**Your task:** Quote all of the entries word for word.

**Data shown:**
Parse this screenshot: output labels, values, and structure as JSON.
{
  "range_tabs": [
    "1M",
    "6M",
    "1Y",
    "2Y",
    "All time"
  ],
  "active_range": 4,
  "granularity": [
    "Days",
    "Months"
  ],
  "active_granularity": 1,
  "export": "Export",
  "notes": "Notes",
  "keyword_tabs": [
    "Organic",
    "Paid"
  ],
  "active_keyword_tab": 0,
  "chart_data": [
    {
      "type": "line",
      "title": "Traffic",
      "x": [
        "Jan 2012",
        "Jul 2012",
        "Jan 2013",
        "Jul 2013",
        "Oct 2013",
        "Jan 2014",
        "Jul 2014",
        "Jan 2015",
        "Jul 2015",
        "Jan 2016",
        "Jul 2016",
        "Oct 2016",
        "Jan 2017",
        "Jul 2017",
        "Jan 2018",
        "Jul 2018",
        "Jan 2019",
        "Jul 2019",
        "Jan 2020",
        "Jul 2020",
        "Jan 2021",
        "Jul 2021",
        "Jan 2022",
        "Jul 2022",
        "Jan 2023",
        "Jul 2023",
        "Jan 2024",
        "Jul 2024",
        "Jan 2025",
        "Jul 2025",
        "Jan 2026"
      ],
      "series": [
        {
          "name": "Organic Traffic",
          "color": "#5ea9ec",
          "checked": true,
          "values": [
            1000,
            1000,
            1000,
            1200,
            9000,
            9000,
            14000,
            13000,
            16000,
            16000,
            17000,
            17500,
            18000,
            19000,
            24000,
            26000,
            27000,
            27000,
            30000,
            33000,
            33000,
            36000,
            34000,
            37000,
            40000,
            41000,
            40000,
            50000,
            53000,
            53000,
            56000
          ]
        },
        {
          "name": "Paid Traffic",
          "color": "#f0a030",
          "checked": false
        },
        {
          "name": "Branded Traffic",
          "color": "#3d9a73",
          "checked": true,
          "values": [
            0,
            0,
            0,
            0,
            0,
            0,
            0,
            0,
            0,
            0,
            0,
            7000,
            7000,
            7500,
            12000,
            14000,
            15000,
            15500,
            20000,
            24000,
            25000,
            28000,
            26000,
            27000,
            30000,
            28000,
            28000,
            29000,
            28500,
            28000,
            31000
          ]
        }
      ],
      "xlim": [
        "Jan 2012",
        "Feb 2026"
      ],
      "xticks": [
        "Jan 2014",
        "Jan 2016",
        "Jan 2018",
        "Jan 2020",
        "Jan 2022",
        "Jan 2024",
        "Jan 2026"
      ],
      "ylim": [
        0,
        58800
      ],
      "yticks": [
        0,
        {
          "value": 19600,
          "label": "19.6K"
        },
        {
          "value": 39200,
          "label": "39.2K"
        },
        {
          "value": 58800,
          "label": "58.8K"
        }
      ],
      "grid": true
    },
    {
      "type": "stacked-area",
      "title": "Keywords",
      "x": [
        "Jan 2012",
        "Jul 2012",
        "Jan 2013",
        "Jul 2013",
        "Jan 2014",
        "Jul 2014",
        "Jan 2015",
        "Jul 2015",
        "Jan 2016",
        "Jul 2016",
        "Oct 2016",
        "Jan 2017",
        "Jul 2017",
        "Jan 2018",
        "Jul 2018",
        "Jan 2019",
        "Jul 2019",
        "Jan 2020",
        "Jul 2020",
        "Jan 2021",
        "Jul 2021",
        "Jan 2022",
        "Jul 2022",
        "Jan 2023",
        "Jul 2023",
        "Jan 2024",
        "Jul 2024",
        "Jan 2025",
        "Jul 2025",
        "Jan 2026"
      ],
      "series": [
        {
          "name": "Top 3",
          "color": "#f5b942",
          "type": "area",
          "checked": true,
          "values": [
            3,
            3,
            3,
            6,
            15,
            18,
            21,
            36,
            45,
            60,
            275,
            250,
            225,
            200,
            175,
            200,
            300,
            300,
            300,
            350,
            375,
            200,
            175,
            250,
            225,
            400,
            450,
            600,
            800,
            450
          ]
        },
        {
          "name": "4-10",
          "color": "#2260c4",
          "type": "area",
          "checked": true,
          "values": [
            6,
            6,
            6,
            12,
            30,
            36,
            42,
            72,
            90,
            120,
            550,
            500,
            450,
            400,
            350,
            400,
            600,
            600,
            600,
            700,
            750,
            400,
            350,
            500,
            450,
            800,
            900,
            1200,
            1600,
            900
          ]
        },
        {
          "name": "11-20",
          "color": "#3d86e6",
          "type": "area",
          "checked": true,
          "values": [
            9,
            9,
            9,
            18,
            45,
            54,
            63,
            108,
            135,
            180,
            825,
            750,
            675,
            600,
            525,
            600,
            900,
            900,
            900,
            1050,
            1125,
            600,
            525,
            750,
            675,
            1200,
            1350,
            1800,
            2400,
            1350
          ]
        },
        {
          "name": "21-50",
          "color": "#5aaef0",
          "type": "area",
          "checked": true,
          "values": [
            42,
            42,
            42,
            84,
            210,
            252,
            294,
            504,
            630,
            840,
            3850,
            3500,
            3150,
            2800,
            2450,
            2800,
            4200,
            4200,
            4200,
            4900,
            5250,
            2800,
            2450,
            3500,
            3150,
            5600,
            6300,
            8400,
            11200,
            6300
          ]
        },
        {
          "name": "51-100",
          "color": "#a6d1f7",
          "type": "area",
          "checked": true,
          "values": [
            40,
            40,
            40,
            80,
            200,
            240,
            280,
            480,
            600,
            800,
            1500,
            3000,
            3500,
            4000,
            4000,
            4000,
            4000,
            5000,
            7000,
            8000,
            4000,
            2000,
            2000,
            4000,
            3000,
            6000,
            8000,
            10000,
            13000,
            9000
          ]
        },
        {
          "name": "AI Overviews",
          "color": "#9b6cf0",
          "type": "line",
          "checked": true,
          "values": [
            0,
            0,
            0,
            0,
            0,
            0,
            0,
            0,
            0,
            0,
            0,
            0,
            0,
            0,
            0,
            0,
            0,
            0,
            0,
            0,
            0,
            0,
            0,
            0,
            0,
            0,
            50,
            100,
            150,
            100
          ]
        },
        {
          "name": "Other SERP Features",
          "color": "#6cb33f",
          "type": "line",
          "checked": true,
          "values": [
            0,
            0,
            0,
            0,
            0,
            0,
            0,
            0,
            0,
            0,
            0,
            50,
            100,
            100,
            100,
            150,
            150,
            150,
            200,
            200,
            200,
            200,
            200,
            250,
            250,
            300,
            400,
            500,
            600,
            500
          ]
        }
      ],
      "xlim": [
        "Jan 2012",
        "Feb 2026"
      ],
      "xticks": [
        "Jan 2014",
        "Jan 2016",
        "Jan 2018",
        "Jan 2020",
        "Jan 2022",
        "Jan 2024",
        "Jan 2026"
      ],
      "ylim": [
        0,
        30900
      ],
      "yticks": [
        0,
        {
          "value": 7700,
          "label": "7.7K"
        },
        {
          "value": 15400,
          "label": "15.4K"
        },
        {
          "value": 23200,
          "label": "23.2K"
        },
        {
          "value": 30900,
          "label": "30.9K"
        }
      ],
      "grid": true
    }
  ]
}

**Complete answer:**
Parse this screenshot: output labels, values, and structure as JSON.
{
  "range_tabs": [
    "1M",
    "6M",
    "1Y",
    "2Y",
    "All time"
  ],
  "active_range": 4,
  "granularity": [
    "Days",
    "Months"
  ],
  "active_granularity": 1,
  "export": "Export",
  "notes": "Notes",
  "keyword_tabs": [
    "Organic",
    "Paid"
  ],
  "active_keyword_tab": 0,
  "chart_data": [
    {
      "type": "line",
      "title": "Traffic",
      "x": [
        "Jan 2012",
        "Jul 2012",
        "Jan 2013",
        "Jul 2013",
        "Oct 2013",
        "Jan 2014",
        "Jul 2014",
        "Jan 2015",
        "Jul 2015",
        "Jan 2016",
        "Jul 2016",
        "Oct 2016",
        "Jan 2017",
        "Jul 2017",
        "Jan 2018",
        "Jul 2018",
        "Jan 2019",
        "Jul 2019",
        "Jan 2020",
        "Jul 2020",
        "Jan 2021",
        "Jul 2021",
        "Jan 2022",
        "Jul 2022",
        "Jan 2023",
        "Jul 2023",
        "Jan 2024",
        "Jul 2024",
        "Jan 2025",
        "Jul 2025",
        "Jan 2026"
      ],
      "series": [
        {
          "name": "Organic Traffic",
          "color": "#5ea9ec",
          "checked": true,
          "values": [
            1000,
            1000,
            1000,
            1200,
            9000,
            9000,
            14000,
            13000,
            16000,
            16000,
            17000,
            17500,
            18000,
            19000,
            24000,
            26000,
            27000,
            27000,
            30000,
            33000,
            33000,
            36000,
            34000,
            37000,
            40000,
            41000,
            40000,
            50000,
            53000,
            53000,
            56000
          ]
        },
        {
          "name": "Paid Traffic",
          "color": "#f0a030",
          "checked": false
        },
        {
          "name": "Branded Traffic",
          "color": "#3d9a73",
          "checked": true,
          "values": [
            0,
            0,
            0,
            0,
            0,
            0,
            0,
            0,
            0,
            0,
            0,
            7000,
            7000,
            7500,
            12000,
            14000,
            15000,
            15500,
            20000,
            24000,
            25000,
            28000,
            26000,
            27000,
            30000,
            28000,
            28000,
            29000,
            28500,
            28000,
            31000
          ]
        }
      ],
      "xlim": [
        "Jan 2012",
        "Feb 2026"
      ],
      "xticks": [
        "Jan 2014",
        "Jan 2016",
        "Jan 2018",
        "Jan 2020",
        "Jan 2022",
        "Jan 2024",
        "Jan 2026"
      ],
      "ylim": [
        0,
        58800
      ],
      "yticks": [
        0,
        {
          "value": 19600,
          "label": "19.6K"
        },
        {
          "value": 39200,
          "label": "39.2K"
        },
        {
          "value": 58800,
          "label": "58.8K"
        }
      ],
      "grid": true
    },
    {
      "type": "stacked-area",
      "title": "Keywords",
      "x": [
        "Jan 2012",
        "Jul 2012",
        "Jan 2013",
        "Jul 2013",
        "Jan 2014",
        "Jul 2014",
        "Jan 2015",
        "Jul 2015",
        "Jan 2016",
        "Jul 2016",
        "Oct 2016",
        "Jan 2017",
        "Jul 2017",
        "Jan 2018",
        "Jul 2018",
        "Jan 2019",
        "Jul 2019",
        "Jan 2020",
        "Jul 2020",
        "Jan 2021",
        "Jul 2021",
        "Jan 2022",
        "Jul 2022",
        "Jan 2023",
        "Jul 2023",
        "Jan 2024",
        "Jul 2024",
        "Jan 2025",
        "Jul 2025",
        "Jan 2026"
      ],
      "series": [
        {
          "name": "Top 3",
          "color": "#f5b942",
          "type": "area",
          "checked": true,
          "values": [
            3,
            3,
            3,
            6,
            15,
            18,
            21,
            36,
            45,
            60,
            275,
            250,
            225,
            200,
            175,
            200,
            300,
            300,
            300,
            350,
            375,
            200,
            175,
            250,
            225,
            400,
            450,
            600,
            800,
            450
          ]
        },
        {
          "name": "4-10",
          "color": "#2260c4",
          "type": "area",
          "checked": true,
          "values": [
            6,
            6,
            6,
            12,
            30,
            36,
            42,
            72,
            90,
            120,
            550,
            500,
            450,
            400,
            350,
            400,
            600,
            600,
            600,
            700,
            750,
            400,
            350,
            500,
            450,
            800,
            900,
            1200,
            1600,
            900
          ]
        },
        {
          "name": "11-20",
          "color": "#3d86e6",
          "type": "area",
          "checked": true,
          "values": [
            9,
            9,
            9,
            18,
            45,
            54,
            63,
            108,
            135,
            180,
            825,
            750,
            675,
            600,
            525,
            600,
            900,
            900,
            900,
            1050,
            1125,
            600,
            525,
            750,
            675,
            1200,
            1350,
            1800,
            2400,
            1350
          ]
        },
        {
          "name": "21-50",
          "color": "#5aaef0",
          "type": "area",
          "checked": true,
          "values": [
            42,
            42,
            42,
            84,
            210,
            252,
            294,
            504,
            630,
            840,
            3850,
            3500,
            3150,
            2800,
            2450,
            2800,
            4200,
            4200,
            4200,
            4900,
            5250,
            2800,
            2450,
            3500,
            3150,
            5600,
            6300,
            8400,
            11200,
            6300
          ]
        },
        {
          "name": "51-100",
          "color": "#a6d1f7",
          "type": "area",
          "checked": true,
          "values": [
            40,
            40,
            40,
            80,
            200,
            240,
            280,
            480,
            600,
            800,
            1500,
            3000,
            3500,
            4000,
            4000,
            4000,
            4000,
            5000,
            7000,
            8000,
            4000,
            2000,
            2000,
            4000,
            3000,
            6000,
            8000,
            10000,
            13000,
            9000
          ]
        },
        {
          "name": "AI Overviews",
          "color": "#9b6cf0",
          "type": "line",
          "checked": true,
          "values": [
            0,
            0,
            0,
            0,
            0,
            0,
            0,
            0,
            0,
            0,
            0,
            0,
            0,
            0,
            0,
            0,
            0,
            0,
            0,
            0,
            0,
            0,
            0,
            0,
            0,
            0,
            50,
            100,
            150,
            100
          ]
        },
        {
          "name": "Other SERP Features",
          "color": "#6cb33f",
          "type": "line",
          "checked": true,
          "values": [
            0,
            0,
            0,
            0,
            0,
            0,
            0,
            0,
            0,
            0,
            0,
            50,
            100,
            100,
            100,
            150,
            150,
            150,
            200,
            200,
            200,
            200,
            200,
            250,
            250,
            300,
            400,
            500,
            600,
            500
          ]
        }
      ],
      "xlim": [
        "Jan 2012",
        "Feb 2026"
      ],
      "xticks": [
        "Jan 2014",
        "Jan 2016",
        "Jan 2018",
        "Jan 2020",
        "Jan 2022",
        "Jan 2024",
        "Jan 2026"
      ],
      "ylim": [
        0,
        30900
      ],
      "yticks": [
        0,
        {
          "value": 7700,
          "label": "7.7K"
        },
        {
          "value": 15400,
          "label": "15.4K"
        },
        {
          "value": 23200,
          "label": "23.2K"
        },
        {
          "value": 30900,
          "label": "30.9K"
        }
      ],
      "grid": true
    }
  ]
}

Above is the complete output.